(What you are asked to do): Separate out the lines that hold "badge".

[Figure data in JSON]
◇ ◇ ◇

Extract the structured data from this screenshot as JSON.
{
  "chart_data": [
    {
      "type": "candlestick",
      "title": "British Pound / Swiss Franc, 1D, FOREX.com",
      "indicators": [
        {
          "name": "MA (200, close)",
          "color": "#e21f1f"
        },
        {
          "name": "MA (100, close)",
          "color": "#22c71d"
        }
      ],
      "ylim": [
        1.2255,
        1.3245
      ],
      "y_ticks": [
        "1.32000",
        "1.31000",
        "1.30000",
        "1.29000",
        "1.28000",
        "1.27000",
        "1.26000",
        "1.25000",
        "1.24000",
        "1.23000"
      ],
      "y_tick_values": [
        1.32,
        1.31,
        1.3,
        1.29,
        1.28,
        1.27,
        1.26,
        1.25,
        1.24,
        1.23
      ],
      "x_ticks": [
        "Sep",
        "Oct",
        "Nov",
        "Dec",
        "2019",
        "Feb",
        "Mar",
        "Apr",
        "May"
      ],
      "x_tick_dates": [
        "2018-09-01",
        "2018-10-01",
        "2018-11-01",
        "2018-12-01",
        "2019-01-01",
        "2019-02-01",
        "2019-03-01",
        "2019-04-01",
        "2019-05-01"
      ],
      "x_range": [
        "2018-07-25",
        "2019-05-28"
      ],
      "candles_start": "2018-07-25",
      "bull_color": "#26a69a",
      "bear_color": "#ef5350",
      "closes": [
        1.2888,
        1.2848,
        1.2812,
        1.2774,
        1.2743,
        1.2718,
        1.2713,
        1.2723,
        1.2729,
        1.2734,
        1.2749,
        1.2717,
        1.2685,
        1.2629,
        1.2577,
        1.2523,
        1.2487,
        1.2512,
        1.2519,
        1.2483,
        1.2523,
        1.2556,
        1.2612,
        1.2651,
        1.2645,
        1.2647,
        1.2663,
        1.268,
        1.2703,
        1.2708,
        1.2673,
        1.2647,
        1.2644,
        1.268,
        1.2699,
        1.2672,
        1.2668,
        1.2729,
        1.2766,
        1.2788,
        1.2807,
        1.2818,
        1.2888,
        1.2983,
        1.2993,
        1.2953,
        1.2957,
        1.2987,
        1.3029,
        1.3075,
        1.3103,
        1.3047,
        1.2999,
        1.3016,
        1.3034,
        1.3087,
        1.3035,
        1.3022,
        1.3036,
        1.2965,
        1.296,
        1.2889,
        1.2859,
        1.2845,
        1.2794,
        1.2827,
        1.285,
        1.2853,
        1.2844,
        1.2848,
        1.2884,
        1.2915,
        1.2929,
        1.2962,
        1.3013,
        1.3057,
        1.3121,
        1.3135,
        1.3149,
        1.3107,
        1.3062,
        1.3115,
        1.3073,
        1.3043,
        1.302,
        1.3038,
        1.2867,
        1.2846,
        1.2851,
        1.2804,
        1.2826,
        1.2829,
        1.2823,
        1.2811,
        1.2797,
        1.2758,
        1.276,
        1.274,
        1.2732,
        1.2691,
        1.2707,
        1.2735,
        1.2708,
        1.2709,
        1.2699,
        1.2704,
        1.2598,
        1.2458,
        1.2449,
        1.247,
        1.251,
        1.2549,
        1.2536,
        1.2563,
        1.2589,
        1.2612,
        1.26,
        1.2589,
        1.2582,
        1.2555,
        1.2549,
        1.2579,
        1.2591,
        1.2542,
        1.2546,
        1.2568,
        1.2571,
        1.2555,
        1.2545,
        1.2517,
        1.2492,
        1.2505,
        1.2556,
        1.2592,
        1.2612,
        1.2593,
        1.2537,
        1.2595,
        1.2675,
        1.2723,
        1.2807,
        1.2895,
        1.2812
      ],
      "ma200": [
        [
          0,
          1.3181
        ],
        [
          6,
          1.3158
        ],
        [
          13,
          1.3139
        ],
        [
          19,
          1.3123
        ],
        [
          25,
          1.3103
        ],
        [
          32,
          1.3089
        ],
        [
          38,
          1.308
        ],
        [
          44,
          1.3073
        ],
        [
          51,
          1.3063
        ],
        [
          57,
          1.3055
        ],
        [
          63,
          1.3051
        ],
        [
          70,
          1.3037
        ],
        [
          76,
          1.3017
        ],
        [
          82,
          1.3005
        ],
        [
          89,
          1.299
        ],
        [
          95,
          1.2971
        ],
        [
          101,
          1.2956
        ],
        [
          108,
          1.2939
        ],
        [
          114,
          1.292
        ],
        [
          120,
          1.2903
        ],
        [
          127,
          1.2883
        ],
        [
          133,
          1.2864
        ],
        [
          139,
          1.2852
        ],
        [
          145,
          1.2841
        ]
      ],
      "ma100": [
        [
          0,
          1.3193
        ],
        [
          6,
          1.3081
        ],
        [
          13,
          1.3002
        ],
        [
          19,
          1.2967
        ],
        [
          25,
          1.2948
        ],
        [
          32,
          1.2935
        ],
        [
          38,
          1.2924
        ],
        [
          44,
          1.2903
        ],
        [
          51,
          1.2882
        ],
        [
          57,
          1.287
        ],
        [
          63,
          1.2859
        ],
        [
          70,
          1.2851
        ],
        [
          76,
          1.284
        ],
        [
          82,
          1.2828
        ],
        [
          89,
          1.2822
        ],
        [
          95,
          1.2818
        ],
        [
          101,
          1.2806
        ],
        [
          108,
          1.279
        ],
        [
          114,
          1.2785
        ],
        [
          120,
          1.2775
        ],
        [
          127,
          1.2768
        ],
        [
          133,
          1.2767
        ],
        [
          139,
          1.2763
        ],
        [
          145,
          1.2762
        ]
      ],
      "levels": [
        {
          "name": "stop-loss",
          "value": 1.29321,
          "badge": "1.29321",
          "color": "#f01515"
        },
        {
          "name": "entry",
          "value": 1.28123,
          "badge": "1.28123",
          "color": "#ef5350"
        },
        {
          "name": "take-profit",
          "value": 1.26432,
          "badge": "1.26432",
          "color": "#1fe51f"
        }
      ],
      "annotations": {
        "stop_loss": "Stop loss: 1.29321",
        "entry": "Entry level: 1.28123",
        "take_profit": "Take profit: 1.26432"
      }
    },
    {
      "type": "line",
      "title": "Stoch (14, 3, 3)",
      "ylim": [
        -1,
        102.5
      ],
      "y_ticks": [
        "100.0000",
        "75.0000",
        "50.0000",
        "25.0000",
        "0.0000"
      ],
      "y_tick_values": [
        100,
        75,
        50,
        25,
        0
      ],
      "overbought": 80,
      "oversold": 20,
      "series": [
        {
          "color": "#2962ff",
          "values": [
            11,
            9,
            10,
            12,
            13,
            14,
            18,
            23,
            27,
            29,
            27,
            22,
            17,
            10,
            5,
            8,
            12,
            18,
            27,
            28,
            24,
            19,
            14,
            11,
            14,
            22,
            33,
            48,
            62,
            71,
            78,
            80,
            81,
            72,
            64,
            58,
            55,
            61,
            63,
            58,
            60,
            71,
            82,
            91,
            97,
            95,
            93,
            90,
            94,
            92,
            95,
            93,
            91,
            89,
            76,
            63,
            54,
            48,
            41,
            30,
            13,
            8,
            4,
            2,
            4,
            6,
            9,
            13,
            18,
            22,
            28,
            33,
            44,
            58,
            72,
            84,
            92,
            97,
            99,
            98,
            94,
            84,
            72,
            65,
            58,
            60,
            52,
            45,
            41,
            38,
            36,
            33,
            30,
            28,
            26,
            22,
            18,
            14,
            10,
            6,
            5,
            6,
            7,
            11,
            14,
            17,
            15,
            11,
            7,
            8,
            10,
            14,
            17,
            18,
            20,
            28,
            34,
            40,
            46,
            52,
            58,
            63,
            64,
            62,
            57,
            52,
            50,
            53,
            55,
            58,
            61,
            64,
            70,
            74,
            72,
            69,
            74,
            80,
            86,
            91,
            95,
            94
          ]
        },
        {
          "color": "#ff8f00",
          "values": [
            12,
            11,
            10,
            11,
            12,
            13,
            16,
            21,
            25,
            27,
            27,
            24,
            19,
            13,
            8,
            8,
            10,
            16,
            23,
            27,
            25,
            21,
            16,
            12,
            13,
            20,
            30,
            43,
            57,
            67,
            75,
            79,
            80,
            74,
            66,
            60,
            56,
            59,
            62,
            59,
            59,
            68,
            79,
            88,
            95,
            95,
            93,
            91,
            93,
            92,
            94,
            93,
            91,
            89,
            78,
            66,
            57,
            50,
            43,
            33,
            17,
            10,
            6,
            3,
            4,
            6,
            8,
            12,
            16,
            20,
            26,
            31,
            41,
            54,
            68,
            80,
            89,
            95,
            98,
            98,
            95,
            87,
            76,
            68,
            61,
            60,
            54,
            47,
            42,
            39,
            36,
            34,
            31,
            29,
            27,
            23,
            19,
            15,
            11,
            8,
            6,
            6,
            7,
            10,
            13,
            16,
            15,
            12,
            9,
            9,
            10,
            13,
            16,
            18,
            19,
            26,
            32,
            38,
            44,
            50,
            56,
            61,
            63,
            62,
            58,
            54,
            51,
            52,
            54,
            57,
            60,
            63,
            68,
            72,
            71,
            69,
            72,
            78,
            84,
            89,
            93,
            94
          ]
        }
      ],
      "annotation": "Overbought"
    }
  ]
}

◇ ◇ ◇

(Exercise result):
          "badge": "1.29321",
          "badge": "1.28123",
          "badge": "1.26432",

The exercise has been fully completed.